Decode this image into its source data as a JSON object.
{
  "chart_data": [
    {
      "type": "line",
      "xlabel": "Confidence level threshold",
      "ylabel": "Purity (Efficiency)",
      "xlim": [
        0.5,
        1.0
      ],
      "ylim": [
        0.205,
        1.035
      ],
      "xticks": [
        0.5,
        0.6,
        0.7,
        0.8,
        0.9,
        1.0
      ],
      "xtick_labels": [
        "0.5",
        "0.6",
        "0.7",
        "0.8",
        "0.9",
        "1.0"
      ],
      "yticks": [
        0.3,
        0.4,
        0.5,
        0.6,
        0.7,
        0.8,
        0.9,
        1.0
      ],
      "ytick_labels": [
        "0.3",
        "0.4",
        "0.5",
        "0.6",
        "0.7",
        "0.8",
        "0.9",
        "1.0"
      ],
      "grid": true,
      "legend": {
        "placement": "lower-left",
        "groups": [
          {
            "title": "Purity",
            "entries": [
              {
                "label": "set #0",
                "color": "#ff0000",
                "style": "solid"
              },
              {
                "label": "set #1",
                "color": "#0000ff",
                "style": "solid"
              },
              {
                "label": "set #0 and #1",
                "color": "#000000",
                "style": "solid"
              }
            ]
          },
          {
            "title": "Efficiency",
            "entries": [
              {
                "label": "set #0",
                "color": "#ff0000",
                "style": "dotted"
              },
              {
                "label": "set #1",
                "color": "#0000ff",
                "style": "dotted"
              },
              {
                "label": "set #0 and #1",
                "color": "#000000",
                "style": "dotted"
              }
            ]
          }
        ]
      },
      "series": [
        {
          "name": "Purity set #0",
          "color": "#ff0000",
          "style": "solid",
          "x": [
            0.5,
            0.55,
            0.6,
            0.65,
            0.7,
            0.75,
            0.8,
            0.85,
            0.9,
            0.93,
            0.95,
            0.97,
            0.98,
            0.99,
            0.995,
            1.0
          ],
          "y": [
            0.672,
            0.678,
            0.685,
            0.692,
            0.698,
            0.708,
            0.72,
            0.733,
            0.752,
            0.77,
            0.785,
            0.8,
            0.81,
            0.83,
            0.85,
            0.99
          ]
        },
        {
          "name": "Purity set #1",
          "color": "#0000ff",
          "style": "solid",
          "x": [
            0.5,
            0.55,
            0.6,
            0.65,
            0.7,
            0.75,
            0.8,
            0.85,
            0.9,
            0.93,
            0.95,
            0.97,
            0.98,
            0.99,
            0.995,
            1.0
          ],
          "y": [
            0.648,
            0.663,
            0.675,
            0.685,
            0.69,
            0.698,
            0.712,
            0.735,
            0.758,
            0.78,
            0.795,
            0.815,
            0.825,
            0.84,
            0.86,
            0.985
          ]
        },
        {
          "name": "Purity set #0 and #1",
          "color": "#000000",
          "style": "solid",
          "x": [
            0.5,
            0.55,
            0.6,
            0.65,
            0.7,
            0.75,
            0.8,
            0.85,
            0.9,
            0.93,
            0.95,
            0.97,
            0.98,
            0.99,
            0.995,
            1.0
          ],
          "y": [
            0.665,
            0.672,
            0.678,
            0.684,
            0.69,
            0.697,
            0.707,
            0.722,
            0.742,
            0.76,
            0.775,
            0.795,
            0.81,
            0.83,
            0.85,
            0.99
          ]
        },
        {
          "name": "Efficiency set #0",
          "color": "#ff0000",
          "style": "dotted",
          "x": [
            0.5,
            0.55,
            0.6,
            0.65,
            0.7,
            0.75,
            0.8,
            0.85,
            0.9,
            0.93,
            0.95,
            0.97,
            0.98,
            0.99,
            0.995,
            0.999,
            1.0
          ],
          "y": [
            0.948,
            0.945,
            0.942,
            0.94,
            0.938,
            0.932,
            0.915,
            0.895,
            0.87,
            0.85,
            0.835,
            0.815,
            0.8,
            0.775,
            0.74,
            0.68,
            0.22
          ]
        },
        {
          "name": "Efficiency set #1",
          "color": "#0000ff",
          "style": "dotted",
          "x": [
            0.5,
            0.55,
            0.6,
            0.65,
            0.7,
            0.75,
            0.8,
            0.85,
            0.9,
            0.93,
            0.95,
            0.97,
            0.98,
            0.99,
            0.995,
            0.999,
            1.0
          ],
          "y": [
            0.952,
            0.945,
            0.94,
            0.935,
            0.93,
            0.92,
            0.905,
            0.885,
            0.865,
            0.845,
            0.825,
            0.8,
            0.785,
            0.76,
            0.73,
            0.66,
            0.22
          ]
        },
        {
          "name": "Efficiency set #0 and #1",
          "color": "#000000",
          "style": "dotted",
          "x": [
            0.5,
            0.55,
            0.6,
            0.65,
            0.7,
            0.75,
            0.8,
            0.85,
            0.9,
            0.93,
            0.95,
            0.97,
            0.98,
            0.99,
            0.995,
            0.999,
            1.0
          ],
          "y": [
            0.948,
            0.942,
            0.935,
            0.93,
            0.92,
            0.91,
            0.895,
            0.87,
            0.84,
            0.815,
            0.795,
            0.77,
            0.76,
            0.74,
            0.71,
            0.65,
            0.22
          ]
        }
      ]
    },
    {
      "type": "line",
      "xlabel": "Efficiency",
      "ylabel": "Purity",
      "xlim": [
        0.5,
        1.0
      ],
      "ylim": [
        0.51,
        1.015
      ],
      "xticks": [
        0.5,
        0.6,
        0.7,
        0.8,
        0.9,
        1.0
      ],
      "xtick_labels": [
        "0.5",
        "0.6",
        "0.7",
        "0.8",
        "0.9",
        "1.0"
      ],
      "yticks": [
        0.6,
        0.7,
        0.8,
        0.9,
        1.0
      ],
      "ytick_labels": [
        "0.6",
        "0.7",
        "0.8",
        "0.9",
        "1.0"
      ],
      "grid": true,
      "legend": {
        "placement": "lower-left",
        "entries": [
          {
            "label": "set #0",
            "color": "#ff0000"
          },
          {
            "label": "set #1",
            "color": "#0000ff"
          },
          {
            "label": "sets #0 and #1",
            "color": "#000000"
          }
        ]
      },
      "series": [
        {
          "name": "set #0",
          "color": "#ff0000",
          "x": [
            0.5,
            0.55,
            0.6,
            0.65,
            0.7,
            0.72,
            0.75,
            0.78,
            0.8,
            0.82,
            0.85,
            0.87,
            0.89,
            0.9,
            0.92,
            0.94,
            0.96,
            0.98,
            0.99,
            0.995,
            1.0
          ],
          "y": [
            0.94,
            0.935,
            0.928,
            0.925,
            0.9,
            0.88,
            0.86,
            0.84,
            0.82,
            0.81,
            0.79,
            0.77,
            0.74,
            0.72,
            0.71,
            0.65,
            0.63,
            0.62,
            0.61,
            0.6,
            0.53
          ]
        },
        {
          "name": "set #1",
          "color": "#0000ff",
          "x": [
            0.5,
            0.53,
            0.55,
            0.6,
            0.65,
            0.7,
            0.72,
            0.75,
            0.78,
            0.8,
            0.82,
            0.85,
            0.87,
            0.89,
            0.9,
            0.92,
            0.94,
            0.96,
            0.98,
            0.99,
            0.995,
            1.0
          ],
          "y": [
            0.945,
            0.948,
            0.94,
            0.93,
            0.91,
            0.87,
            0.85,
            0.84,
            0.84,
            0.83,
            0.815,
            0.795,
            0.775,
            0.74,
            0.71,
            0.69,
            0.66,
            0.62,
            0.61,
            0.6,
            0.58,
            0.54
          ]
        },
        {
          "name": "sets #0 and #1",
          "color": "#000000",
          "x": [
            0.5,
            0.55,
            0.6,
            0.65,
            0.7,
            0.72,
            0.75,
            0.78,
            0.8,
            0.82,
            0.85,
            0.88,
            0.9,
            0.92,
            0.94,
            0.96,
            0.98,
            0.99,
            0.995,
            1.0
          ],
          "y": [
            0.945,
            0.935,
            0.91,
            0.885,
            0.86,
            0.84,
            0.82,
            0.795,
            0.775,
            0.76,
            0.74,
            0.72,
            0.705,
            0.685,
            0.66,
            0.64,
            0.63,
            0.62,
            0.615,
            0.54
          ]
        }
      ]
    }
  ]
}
^^^^
Go through the listing above and pull out each line containing the word "name".

          "name": "Purity set #0",
          "name": "Purity set #1",
          "name": "Purity set #0 and #1",
          "name": "Efficiency set #0",
          "name": "Efficiency set #1",
          "name": "Efficiency set #0 and #1",
          "name": "set #0",
          "name": "set #1",
          "name": "sets #0 and #1",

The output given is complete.